Письменное задание 1 ▸
Перепишите без изменений записи от строки со словами «Extract all elements» вниз до строки со словами «button[interactable]: 请输入... <box>44», включая обе крайние строки. Изображения в ответ не включайте.

Гавриил Державин
 






От аллегории к... аллегории

«В последней строфе скрыт намек на особую роль России, призванной примирить враждующие европейские государства», — растолковывает Державин в «Объяснениях» самую понятную из десяти строф своего стихотворения. Политическая аллегория, которой завершается «Радуга» и трактовкой которой ограничиваются обычно комментаторы, несколько топорна по форме:

    Светлая чтоб радуга мира,
В небе явясь в цвете зарей,
Стала в залог тихих дней мира,
К счастию всех царств и Царей.
  Он всех их один просветит,
      Примирит.

Благодаря большей метрической регулярности, дидактика этих строк выглядела еще более незыблемой в первой редакции стихотворения (опубликованной в брошюре 1806 года (Державин 1806, 11)):

И светлая б радуга мира,
Возстав над Европою всей,
Залогом спокойствия, мира,
Была всех народов, Царей.
Он взглядом одним их мрак просветит.
      Помирит.

Данные ▸
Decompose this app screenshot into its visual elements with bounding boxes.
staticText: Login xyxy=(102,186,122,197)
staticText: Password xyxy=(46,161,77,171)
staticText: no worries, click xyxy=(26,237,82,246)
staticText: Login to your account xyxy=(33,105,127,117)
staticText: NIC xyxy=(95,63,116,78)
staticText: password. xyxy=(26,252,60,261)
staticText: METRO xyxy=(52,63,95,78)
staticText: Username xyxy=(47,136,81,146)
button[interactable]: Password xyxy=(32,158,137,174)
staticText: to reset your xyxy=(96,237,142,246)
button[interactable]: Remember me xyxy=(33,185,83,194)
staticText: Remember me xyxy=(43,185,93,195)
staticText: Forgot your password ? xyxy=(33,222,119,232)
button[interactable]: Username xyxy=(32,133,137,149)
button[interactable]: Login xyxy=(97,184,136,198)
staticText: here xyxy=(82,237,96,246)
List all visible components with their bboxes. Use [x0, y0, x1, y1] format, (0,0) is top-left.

--

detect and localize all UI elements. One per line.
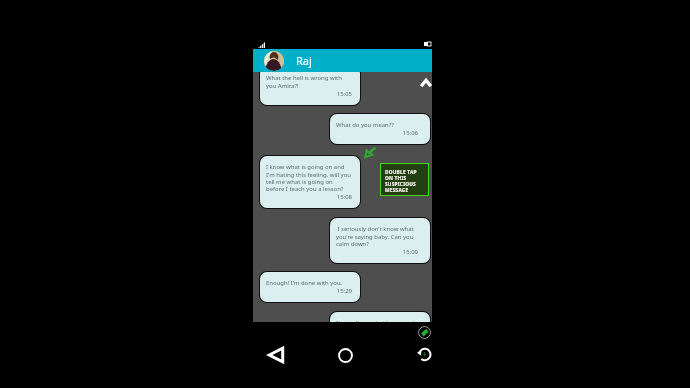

---

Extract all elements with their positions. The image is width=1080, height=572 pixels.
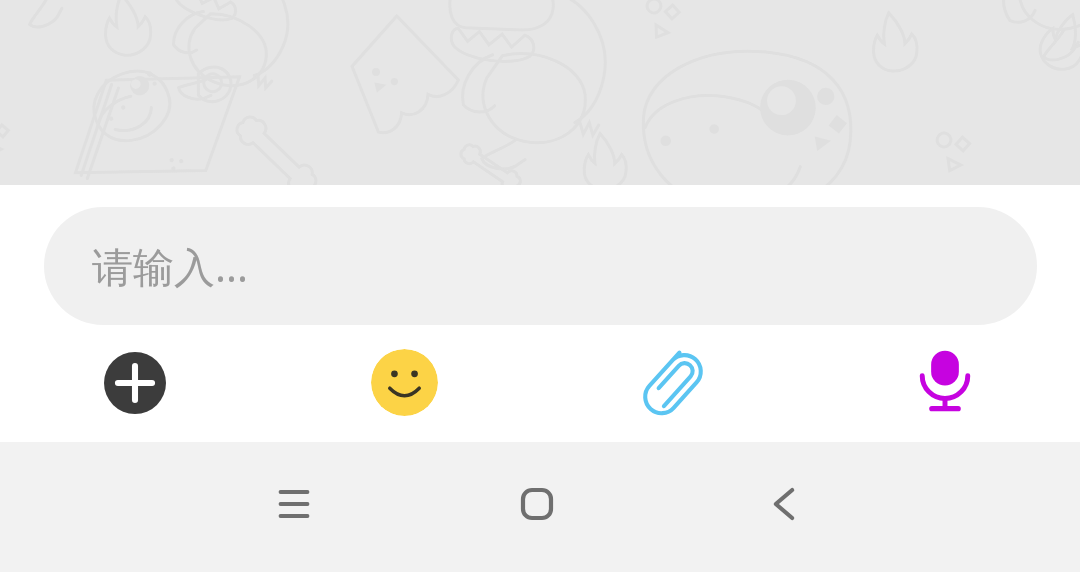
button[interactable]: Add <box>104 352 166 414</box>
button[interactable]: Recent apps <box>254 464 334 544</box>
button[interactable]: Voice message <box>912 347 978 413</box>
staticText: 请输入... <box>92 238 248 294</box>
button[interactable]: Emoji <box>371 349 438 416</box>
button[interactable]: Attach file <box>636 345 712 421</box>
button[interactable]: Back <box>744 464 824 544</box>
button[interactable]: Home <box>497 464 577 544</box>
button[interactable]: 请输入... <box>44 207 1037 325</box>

Письменное задание 2 ▸
Ответьте на вопросы по тексту о стихотворении Державина «Радуга».
(a) Какую роль России, по словам Державина, намекает последняя строфа?
(b) В каком году была опубликована первая редакция стихотворения?
(c) Над чем восстает радуга мира в первой редакции?

Разбор решения 1 ▸
Extract all elements with their positions. The image is width=1080, height=572 pixels.
button[interactable]: Add <box>104 352 166 414</box>
button[interactable]: Recent apps <box>254 464 334 544</box>
button[interactable]: Voice message <box>912 347 978 413</box>
staticText: 请输入... <box>92 238 248 294</box>
button[interactable]: Emoji <box>371 349 438 416</box>
button[interactable]: Attach file <box>636 345 712 421</box>
button[interactable]: Back <box>744 464 824 544</box>
button[interactable]: Home <box>497 464 577 544</box>
button[interactable]: 请输入... <box>44 207 1037 325</box>

Разбор решения 2 ▸
(a) Роль России состоит в том, чтобы примирить враждующие европейские государства.
(b) Первая редакция вышла в брошюре 1806 года.
(c) Радуга мира восстает над всей Европой.